▶ The problem
Reproduce the listing verbatim.

▶ Data excerpts
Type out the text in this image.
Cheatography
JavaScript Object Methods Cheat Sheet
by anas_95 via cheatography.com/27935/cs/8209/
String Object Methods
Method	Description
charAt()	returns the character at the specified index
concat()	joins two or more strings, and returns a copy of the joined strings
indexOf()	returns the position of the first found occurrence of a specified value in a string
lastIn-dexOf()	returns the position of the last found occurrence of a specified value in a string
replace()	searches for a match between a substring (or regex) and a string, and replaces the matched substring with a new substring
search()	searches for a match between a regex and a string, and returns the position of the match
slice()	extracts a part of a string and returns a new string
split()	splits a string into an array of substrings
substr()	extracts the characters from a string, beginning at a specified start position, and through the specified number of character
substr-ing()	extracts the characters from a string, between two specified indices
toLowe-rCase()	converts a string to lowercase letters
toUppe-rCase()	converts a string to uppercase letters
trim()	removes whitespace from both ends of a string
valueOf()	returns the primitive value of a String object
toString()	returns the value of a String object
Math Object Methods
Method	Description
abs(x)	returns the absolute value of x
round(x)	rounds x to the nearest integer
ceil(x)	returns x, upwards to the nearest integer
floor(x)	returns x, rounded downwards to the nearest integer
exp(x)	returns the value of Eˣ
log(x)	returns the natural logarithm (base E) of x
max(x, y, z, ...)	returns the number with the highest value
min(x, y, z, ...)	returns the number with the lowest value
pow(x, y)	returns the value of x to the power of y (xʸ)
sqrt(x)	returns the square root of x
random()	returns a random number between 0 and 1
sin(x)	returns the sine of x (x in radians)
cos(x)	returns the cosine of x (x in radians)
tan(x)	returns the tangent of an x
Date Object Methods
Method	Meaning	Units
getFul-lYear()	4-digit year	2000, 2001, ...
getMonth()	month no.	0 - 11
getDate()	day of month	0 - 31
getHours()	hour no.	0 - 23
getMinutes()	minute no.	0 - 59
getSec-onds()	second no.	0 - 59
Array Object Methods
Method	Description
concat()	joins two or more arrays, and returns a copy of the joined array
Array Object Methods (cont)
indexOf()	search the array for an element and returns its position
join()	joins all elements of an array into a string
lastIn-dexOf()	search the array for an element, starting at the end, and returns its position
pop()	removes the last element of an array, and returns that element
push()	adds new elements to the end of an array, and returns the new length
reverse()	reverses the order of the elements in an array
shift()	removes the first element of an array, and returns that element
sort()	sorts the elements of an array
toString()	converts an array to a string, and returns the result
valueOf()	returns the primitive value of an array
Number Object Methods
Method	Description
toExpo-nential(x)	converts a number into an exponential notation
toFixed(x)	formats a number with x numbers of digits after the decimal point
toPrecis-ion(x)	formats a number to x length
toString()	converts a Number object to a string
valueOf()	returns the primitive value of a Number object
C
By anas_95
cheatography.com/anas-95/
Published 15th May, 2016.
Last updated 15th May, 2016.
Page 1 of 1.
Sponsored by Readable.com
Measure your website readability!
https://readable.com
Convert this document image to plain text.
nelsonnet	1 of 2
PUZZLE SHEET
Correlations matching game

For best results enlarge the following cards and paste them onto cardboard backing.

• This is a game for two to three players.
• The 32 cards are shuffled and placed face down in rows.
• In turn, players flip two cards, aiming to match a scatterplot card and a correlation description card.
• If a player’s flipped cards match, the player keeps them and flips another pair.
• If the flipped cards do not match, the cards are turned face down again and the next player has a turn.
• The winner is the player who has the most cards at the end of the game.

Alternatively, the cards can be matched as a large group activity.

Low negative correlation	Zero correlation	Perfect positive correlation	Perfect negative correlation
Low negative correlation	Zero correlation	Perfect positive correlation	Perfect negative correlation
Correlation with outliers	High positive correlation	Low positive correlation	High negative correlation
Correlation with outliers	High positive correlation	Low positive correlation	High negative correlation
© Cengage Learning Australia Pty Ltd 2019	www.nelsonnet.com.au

▶ Correct output
Type out the text in this image.
Cheatography
JavaScript Object Methods Cheat Sheet
by anas_95 via cheatography.com/27935/cs/8209/
String Object Methods
Method	Description
charAt()	returns the character at the specified index
concat()	joins two or more strings, and returns a copy of the joined strings
indexOf()	returns the position of the first found occurrence of a specified value in a string
lastIn-dexOf()	returns the position of the last found occurrence of a specified value in a string
replace()	searches for a match between a substring (or regex) and a string, and replaces the matched substring with a new substring
search()	searches for a match between a regex and a string, and returns the position of the match
slice()	extracts a part of a string and returns a new string
split()	splits a string into an array of substrings
substr()	extracts the characters from a string, beginning at a specified start position, and through the specified number of character
substr-ing()	extracts the characters from a string, between two specified indices
toLowe-rCase()	converts a string to lowercase letters
toUppe-rCase()	converts a string to uppercase letters
trim()	removes whitespace from both ends of a string
valueOf()	returns the primitive value of a String object
toString()	returns the value of a String object
Math Object Methods
Method	Description
abs(x)	returns the absolute value of x
round(x)	rounds x to the nearest integer
ceil(x)	returns x, upwards to the nearest integer
floor(x)	returns x, rounded downwards to the nearest integer
exp(x)	returns the value of Eˣ
log(x)	returns the natural logarithm (base E) of x
max(x, y, z, ...)	returns the number with the highest value
min(x, y, z, ...)	returns the number with the lowest value
pow(x, y)	returns the value of x to the power of y (xʸ)
sqrt(x)	returns the square root of x
random()	returns a random number between 0 and 1
sin(x)	returns the sine of x (x in radians)
cos(x)	returns the cosine of x (x in radians)
tan(x)	returns the tangent of an x
Date Object Methods
Method	Meaning	Units
getFul-lYear()	4-digit year	2000, 2001, ...
getMonth()	month no.	0 - 11
getDate()	day of month	0 - 31
getHours()	hour no.	0 - 23
getMinutes()	minute no.	0 - 59
getSec-onds()	second no.	0 - 59
Array Object Methods
Method	Description
concat()	joins two or more arrays, and returns a copy of the joined array
Array Object Methods (cont)
indexOf()	search the array for an element and returns its position
join()	joins all elements of an array into a string
lastIn-dexOf()	search the array for an element, starting at the end, and returns its position
pop()	removes the last element of an array, and returns that element
push()	adds new elements to the end of an array, and returns the new length
reverse()	reverses the order of the elements in an array
shift()	removes the first element of an array, and returns that element
sort()	sorts the elements of an array
toString()	converts an array to a string, and returns the result
valueOf()	returns the primitive value of an array
Number Object Methods
Method	Description
toExpo-nential(x)	converts a number into an exponential notation
toFixed(x)	formats a number with x numbers of digits after the decimal point
toPrecis-ion(x)	formats a number to x length
toString()	converts a Number object to a string
valueOf()	returns the primitive value of a Number object
C
By anas_95
cheatography.com/anas-95/
Published 15th May, 2016.
Last updated 15th May, 2016.
Page 1 of 1.
Sponsored by Readable.com
Measure your website readability!
https://readable.com
Convert this document image to plain text.
nelsonnet	1 of 2
PUZZLE SHEET
Correlations matching game

For best results enlarge the following cards and paste them onto cardboard backing.

• This is a game for two to three players.
• The 32 cards are shuffled and placed face down in rows.
• In turn, players flip two cards, aiming to match a scatterplot card and a correlation description card.
• If a player’s flipped cards match, the player keeps them and flips another pair.
• If the flipped cards do not match, the cards are turned face down again and the next player has a turn.
• The winner is the player who has the most cards at the end of the game.

Alternatively, the cards can be matched as a large group activity.

Low negative correlation	Zero correlation	Perfect positive correlation	Perfect negative correlation
Low negative correlation	Zero correlation	Perfect positive correlation	Perfect negative correlation
Correlation with outliers	High positive correlation	Low positive correlation	High negative correlation
Correlation with outliers	High positive correlation	Low positive correlation	High negative correlation
© Cengage Learning Australia Pty Ltd 2019	www.nelsonnet.com.au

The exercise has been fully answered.